### Written request 1
Answer these questions about the Magic: The Gathering card sleeves discussion, one per line:
(a) Which two decks did the first poster and @yuyuke use in 2HG sealed?
(b) Which cards were worn out when the poster quit a tourney?
(c) What should cards be at least as good as?
### Written request 2
List every abbreviation in the Magic: The Gathering card sleeves discussion, one per line.
### Written request 3
Continue the Magic: The Gathering card sleeves discussion with the next reply.

Magic: The Gathering

War is mad fun. @yuyuke and I did 2HG sealed and went almost 3-1 with a Gruul/Sultai set of complementing decks.

CSB

Back when I was in the Magic scene, I used card sleeves to cheat on occasion. I’d lick certain cards to stick them to other cards with which the combod well.

Even if my opponent shuffled my deck, they couldn’t do a thorough riffle shuffle (due to said sleeves), so the handful of combos would stick together. Didn’t fly in tournaments even if I wanted to cheat, since they would never let me use card sleeves back then. While a lick-and-stick did work for non-sleeved cards, it also damaged the cards (which I considered a monetary investment at the time.

Some local tournaments had rules about how your cards all had to have “similar levels of wear” to be allowed in tournaments… I quit a tourney once over that, since I was playing a red deck, but my Shivan Dragons were pretty worn out compared to all my newer cards.

Yeah, I still say sleeves should be banned. The card game companies like them because it means they can make money selling sleeves. Also, the solutions to make non-sleeves are also not in favor of their profits.

The argument in favor of sleeves seems to be that cards wear out over time. Some cards wear more than others, now they are marked. If they were sleeved, you could just put a new sleeve on it, problem solved.

I say the solution isn’t sleeves. The solution is twofold. First get higher quality cards that don’t wear out, like at least as good as a Bicycle deck from the drug store. Second, stop making CCGs with crazy rarity and extreme card value. if my card wears out, just print me out a new one for like two cents. The cardboard obviously costs nothing. It costs as much to print a basic land as any other card, yet they give land away for free.

Bicycle decks wear. They just wear consistently because you use all the cards equally. My Euchre decks, you could definitely tell which cards were 910JQKA versus the 5s versus everything else…

CCGs and TCGs… The cards will experience different amounts of stress in all cases.

How about… Who cares if cards are marked? Just make it part of the game. If you can tell which card is on top of the deck because of a mark, awesome. If you notice marks on the other player’s cards and figure them out, awesome.

### Data block

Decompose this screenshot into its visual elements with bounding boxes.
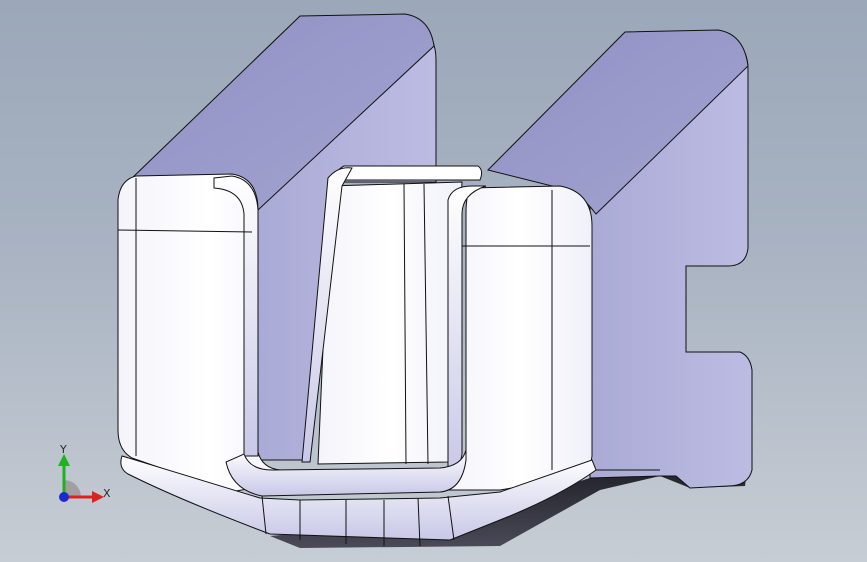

### Task output 1
(a) A Gruul/Sultai set of complementing decks.
(b) The poster's Shivan Dragons.
(c) A Bicycle deck from the drug store.

### Task output 2
2HG
CSB
CCGs
TCGs

### Task output 3
Go nuts. You can’t change the order you draw them.

So I just riffle shuffle until a couple of my marked Urzatron lands are on top, helping me to get it online turn three and start kicking you in the nards.

(The real solution to that is that the judge just shuffles both decks, or you use a fair card shuffler. Maybe we can finally snuff out the insipid “pile shuffle” while we’re at it)

In any contest where value can be won, you should expect cheating. I’ve seen all variants of it, from draft fixing to marked sleeves to browbeating to straight up lying. At the professional level you should assume the players are sufficiently knowledgeable about the game that any suspect shenanigans have a high chance to be intentional cheating. While it is an objectively shitty thing to do, I’ve been pretty disappointed in how the general audience reacts to the news. The internet hate machine will inevitably overreact to this, and god forbid the player was female.

If you want to not be the victim of cheating always call the judge when something fishy happens, it’s literally their job, and any reasonable person wouldn’t be offended at the accusation.

I know, but they are higher quality and wear slower than garbage CCG cards.

Much easier solution. Any time a deck must be shuffled, the opponent properly riffle shuffles it exactly 8 times. No more, no less, and no other shuffling methods are permitted.

Let’s make it even more financially painful to play such games and have the cards be able to only be played once then destroyed.

by official DCI rules you must present your deck to your opponent after shuffling it, at which point they may shuffle it to a reasonable amount. The true way you combat marked cards is you “randomize” their deck such that all their marked cards are on the bottom

@PrinceRobot
that actually was a functionally right at the beginning with ante, no matter how valuable your cards were there was the risk of losing them if you lost the game

If the cards are sufficiently worn after a single game such that they need to be destroyed so quickly, those are some shitty cards.

What if all cards were the cost of basic land?

Scott, you’ve said some crazy shit in the past, but this is one of your crazier ones.

  1. Card game companies don’t make sleeves. They do make some money if a company licenses artwork from the game to put on the backside of the sleeves, but only a single company has those licensing rights, and the majority of players prefer sleeves without artwork. Particularly the highest quality sleeves are without artwork, and that is true even for the company with the license.

  2. Sleeves protect not just against wear, but also other hazards such as body fats, beverage spills, and cheating to a certain extend. Some cards you can’t play without sleeves, i.e. cards from Alpha which have slightly different corners, and double-sided cards which you would always need to use a replacement checklist card, which are in the game but annoying.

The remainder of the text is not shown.